▶ TASK BRIEF
Count every line that has "text" in it and give the total, nothing more.
━━━━━ GIVEN RECORDS
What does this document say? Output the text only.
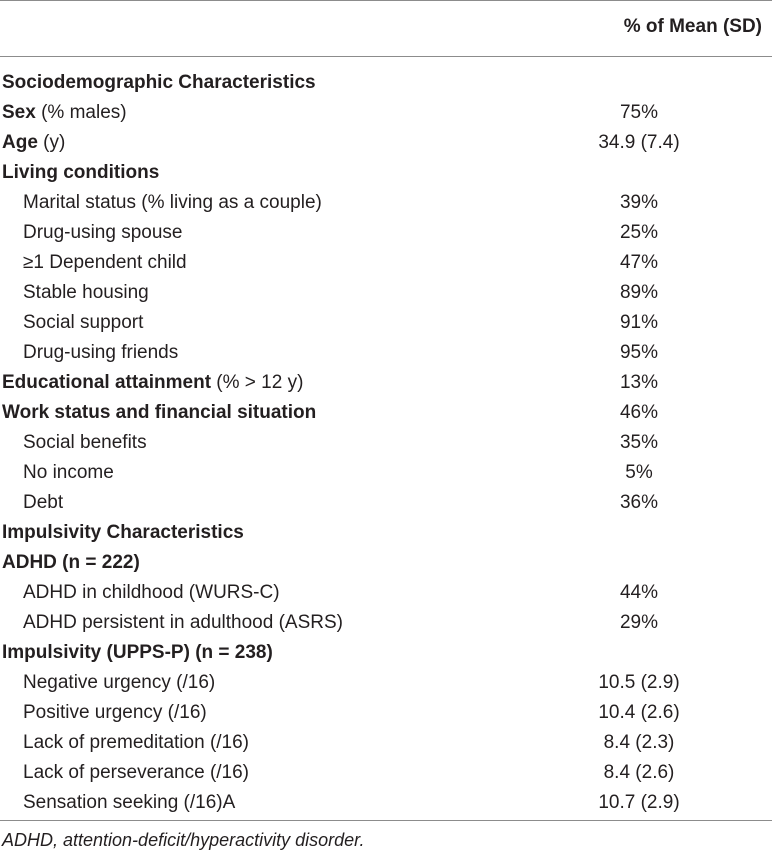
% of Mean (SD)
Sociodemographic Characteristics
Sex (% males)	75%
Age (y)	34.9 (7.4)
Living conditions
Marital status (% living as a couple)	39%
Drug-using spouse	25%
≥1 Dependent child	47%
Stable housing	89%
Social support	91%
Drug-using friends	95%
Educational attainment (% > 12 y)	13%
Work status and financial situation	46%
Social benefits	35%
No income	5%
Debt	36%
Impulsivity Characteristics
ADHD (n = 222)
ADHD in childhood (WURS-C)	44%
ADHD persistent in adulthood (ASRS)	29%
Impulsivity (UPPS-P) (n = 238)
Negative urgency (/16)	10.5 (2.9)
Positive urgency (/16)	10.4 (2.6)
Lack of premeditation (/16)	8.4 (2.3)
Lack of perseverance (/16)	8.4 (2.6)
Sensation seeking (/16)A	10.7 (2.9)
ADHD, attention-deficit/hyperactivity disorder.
━━━━━━━━━━
━━━━━ GIVEN RECORDS
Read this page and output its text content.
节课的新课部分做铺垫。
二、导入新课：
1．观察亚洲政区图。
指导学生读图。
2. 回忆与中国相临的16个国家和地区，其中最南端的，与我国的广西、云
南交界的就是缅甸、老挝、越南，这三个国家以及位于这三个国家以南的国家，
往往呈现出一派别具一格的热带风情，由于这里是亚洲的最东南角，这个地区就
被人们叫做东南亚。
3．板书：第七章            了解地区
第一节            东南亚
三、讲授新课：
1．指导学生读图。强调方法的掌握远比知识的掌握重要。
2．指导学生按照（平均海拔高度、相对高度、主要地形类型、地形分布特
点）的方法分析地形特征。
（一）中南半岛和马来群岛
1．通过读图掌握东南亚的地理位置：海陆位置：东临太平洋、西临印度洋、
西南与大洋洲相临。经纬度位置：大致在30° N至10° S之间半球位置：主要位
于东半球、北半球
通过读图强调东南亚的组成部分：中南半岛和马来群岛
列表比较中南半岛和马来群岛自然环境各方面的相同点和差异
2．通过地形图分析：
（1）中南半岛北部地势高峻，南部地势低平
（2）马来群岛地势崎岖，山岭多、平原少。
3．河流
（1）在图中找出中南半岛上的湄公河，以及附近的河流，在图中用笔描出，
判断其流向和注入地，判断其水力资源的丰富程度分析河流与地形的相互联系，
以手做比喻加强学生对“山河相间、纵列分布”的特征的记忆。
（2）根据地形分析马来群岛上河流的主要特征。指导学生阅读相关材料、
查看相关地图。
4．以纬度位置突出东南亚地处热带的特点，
━━━━━━━━━━
▶ ANSWER TO THIS TASK
2